_Source passage:_
To throw up some numbers to prove that, here are two bars putting out the same torque:
The left bar is solid with an OD of 0.88in, and an area of 0.6in^2 (effectively the mass for all purposes). The bar on the right has an OD of 1" but a 0.8" diameter gun drill, so only 0.12" larger OD but a massive hole in the middle and an area of 0.28in^2 so weighs less than HALF the bar on the left---but both of them have the same spring rate, the angle of twist is ~12deg @ 1000ft-lbf. You can think of the left bar as "necked down" and the right bar as being gun drilled. Same stiffness, but the gun drill weighs half as much because that whole center section of the bar that doesn't do much is removed.
The one thing that should be noted though, is the max shear stress is higher with the gun drilled bar. Why? Because it's outer diameter is larger, and both bars are deflecting the same amount, and as stated above stress is proportionate to diameter so a larger diameter bar at the same deflection will experience more stress. So the gun drilled bar weighs less, has the same stiffness, but it's max angle capability is lower.
Here's another picture to compare another setup:
The left bar is unchanged, 0.88" OD. The right bar is NOT gun drilled and has a 1.0" OD. Two solid bars side by side. Only 0.12" between them in diameter. Going down the equations, you can see Moment of Inertia is way different, nearly double just increasing the diameter by ~14%! Max shear stress has decreased also, even though the outer diameter has increased and we know stress increases with diameter---however as you go down, angle of twist has DECREASED with the larger diameter. Same torque, the larger bar deflects less (intuitively makes sense) and less deflection usually means less stress. Now if we set the deflections to be the same, both bars twist 12deg---then the right bar has a higher max stress because the deflection is the same but the larger outer diameter is moving more due to it's distance from the bars centerline (shown below):
But note in this photo, angle of twist is the same at ~12deg, but to get to that 12deg we had to increase the torque on the right bar. The right bar is stiffer. Stiffer bar = more torque to twist = more stress to twist further.
I could show more screenshots to show differences how you change sizes, but all the equations are there if you want to punch the numbers. The main takeaways are this: the center of the material has low stress so isn't doing much. The outer diameter has the most stress. A larger outer diameter at the same deflection will have MORE stress. A larger outer diameter has a huge effect, as you can see Moment of Inertia is a 4th power equation so a small change makes a big difference----this doesn't just apply to sway bars either! Links, brackets, if you make something thicker it makes a drastic difference in performance even though the geometry might not change much (albeit heavily dependent on loadings and setup, so don't apply that idea to everything).

_Goal A:_
Please list every measurement with a unit that the sway bar passage gives in the paragraph beginning "The left bar is solid".
The sway bar passage and the entries that follow have no connection to each other.

_Data supplied:_

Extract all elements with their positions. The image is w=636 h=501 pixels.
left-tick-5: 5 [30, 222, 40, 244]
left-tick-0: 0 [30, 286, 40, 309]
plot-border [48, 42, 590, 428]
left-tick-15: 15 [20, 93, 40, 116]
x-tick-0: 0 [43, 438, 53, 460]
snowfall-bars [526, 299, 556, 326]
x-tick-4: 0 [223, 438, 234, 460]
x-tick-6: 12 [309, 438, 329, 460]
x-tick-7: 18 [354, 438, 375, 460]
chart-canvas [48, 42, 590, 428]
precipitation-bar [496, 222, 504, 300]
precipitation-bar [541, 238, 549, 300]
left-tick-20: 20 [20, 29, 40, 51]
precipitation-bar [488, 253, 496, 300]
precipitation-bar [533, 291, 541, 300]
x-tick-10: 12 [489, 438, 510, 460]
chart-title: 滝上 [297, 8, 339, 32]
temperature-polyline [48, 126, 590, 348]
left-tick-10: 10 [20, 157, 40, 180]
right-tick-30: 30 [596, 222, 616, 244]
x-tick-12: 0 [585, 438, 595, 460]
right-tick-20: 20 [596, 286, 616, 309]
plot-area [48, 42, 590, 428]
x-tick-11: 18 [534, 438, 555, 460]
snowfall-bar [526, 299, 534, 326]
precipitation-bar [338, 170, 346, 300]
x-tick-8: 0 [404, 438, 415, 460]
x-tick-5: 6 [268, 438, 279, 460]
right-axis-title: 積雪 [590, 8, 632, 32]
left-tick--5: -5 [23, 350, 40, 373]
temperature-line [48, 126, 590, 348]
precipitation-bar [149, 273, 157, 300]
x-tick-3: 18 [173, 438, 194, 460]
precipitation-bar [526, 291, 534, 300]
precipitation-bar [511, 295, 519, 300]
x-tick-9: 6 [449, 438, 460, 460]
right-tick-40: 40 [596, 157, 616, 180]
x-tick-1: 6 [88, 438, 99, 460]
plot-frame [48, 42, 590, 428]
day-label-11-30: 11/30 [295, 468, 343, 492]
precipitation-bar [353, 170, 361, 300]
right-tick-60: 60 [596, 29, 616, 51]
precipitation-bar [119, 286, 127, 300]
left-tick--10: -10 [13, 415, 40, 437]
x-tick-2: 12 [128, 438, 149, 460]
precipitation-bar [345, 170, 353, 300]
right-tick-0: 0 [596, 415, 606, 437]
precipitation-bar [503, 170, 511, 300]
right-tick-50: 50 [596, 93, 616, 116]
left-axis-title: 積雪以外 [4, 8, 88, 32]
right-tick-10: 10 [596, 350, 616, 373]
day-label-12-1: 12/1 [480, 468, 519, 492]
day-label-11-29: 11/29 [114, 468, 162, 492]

_Goal B:_
Rename "chart-canvas" to "drawing-area" in the entries, starting at the first entry and going through the entry line with "precipitation-bar [496, 222, 504, 300]". Return only those lines and leave everything else in them unchanged.

_Final result A:_
0.88in, 0.6in^2, 1", 0.8", 0.12", 0.28in^2, ~12deg, 1000ft-lbf

_Final result B:_
Extract all elements with their positions. The image is w=636 h=501 pixels.
left-tick-5: 5 [30, 222, 40, 244]
left-tick-0: 0 [30, 286, 40, 309]
plot-border [48, 42, 590, 428]
left-tick-15: 15 [20, 93, 40, 116]
x-tick-0: 0 [43, 438, 53, 460]
snowfall-bars [526, 299, 556, 326]
x-tick-4: 0 [223, 438, 234, 460]
x-tick-6: 12 [309, 438, 329, 460]
x-tick-7: 18 [354, 438, 375, 460]
drawing-area [48, 42, 590, 428]
precipitation-bar [496, 222, 504, 300]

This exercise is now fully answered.